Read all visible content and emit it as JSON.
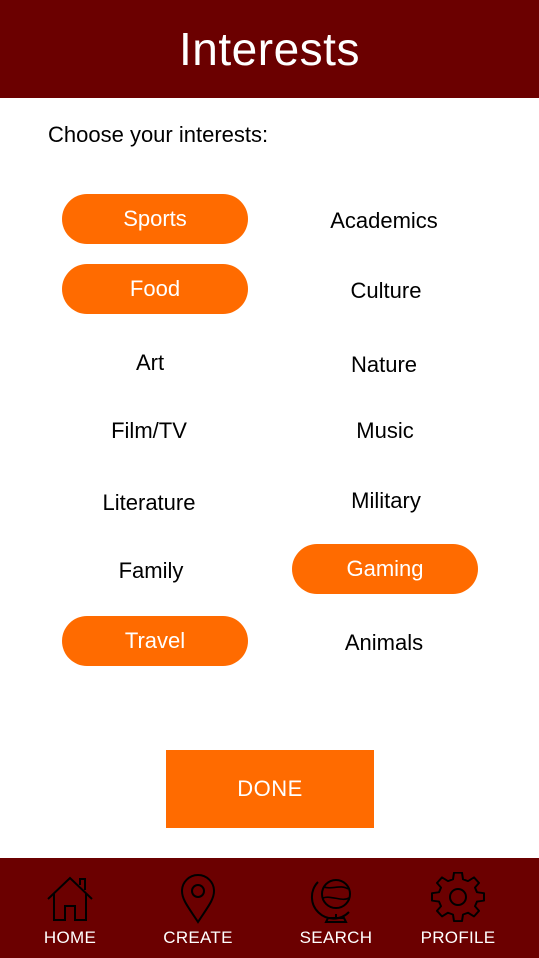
{
  "header": {
    "title": "Interests"
  },
  "prompt": "Choose your interests:",
  "interests": {
    "sports": {
      "label": "Sports",
      "selected": true
    },
    "academics": {
      "label": "Academics",
      "selected": false
    },
    "food": {
      "label": "Food",
      "selected": true
    },
    "culture": {
      "label": "Culture",
      "selected": false
    },
    "art": {
      "label": "Art",
      "selected": false
    },
    "nature": {
      "label": "Nature",
      "selected": false
    },
    "film_tv": {
      "label": "Film/TV",
      "selected": false
    },
    "music": {
      "label": "Music",
      "selected": false
    },
    "literature": {
      "label": "Literature",
      "selected": false
    },
    "military": {
      "label": "Military",
      "selected": false
    },
    "family": {
      "label": "Family",
      "selected": false
    },
    "gaming": {
      "label": "Gaming",
      "selected": true
    },
    "travel": {
      "label": "Travel",
      "selected": true
    },
    "animals": {
      "label": "Animals",
      "selected": false
    }
  },
  "done_label": "DONE",
  "nav": {
    "home": {
      "label": "HOME",
      "icon": "home-icon"
    },
    "create": {
      "label": "CREATE",
      "icon": "map-pin-icon"
    },
    "search": {
      "label": "SEARCH",
      "icon": "globe-icon"
    },
    "profile": {
      "label": "PROFILE",
      "icon": "gear-icon"
    }
  },
  "colors": {
    "header_bg": "#6b0000",
    "accent": "#ff6b00",
    "selected_text": "#ffffff"
  }
}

═══

Look through the data above. Each line containing the word "icon" needs to be copied.

◆ **Worked solution**:
      "icon": "home-icon"
      "icon": "map-pin-icon"
      "icon": "globe-icon"
      "icon": "gear-icon"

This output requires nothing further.